**Extracted data**
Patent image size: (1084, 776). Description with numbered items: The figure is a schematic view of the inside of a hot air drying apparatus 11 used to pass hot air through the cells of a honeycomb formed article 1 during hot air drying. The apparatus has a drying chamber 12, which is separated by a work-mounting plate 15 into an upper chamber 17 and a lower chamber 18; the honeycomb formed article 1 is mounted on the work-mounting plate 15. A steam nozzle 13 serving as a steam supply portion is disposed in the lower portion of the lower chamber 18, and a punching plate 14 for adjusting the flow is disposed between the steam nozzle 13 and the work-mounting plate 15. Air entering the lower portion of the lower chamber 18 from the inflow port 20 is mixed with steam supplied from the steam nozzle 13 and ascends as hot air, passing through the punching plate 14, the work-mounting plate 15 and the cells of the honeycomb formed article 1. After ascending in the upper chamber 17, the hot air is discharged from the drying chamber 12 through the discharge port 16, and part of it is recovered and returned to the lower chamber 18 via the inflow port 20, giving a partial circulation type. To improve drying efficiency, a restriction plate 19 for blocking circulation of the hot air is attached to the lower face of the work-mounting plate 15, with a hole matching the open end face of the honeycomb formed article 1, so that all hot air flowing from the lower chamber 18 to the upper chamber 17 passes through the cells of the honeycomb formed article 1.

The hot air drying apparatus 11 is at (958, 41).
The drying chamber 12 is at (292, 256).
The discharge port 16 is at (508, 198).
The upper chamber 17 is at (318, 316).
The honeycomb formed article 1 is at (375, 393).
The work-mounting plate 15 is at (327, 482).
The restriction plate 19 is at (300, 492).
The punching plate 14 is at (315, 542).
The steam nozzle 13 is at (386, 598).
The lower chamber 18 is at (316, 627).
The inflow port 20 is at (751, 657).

**What to do**
Go through the material above and set each line down verbatim.

**Output**
Patent image size: (1084, 776). Description with numbered items: The figure is a schematic view of the inside of a hot air drying apparatus 11 used to pass hot air through the cells of a honeycomb formed article 1 during hot air drying. The apparatus has a drying chamber 12, which is separated by a work-mounting plate 15 into an upper chamber 17 and a lower chamber 18; the honeycomb formed article 1 is mounted on the work-mounting plate 15. A steam nozzle 13 serving as a steam supply portion is disposed in the lower portion of the lower chamber 18, and a punching plate 14 for adjusting the flow is disposed between the steam nozzle 13 and the work-mounting plate 15. Air entering the lower portion of the lower chamber 18 from the inflow port 20 is mixed with steam supplied from the steam nozzle 13 and ascends as hot air, passing through the punching plate 14, the work-mounting plate 15 and the cells of the honeycomb formed article 1. After ascending in the upper chamber 17, the hot air is discharged from the drying chamber 12 through the discharge port 16, and part of it is recovered and returned to the lower chamber 18 via the inflow port 20, giving a partial circulation type. To improve drying efficiency, a restriction plate 19 for blocking circulation of the hot air is attached to the lower face of the work-mounting plate 15, with a hole matching the open end face of the honeycomb formed article 1, so that all hot air flowing from the lower chamber 18 to the upper chamber 17 passes through the cells of the honeycomb formed article 1.

The hot air drying apparatus 11 is at (958, 41).
The drying chamber 12 is at (292, 256).
The discharge port 16 is at (508, 198).
The upper chamber 17 is at (318, 316).
The honeycomb formed article 1 is at (375, 393).
The work-mounting plate 15 is at (327, 482).
The restriction plate 19 is at (300, 492).
The punching plate 14 is at (315, 542).
The steam nozzle 13 is at (386, 598).
The lower chamber 18 is at (316, 627).
The inflow port 20 is at (751, 657).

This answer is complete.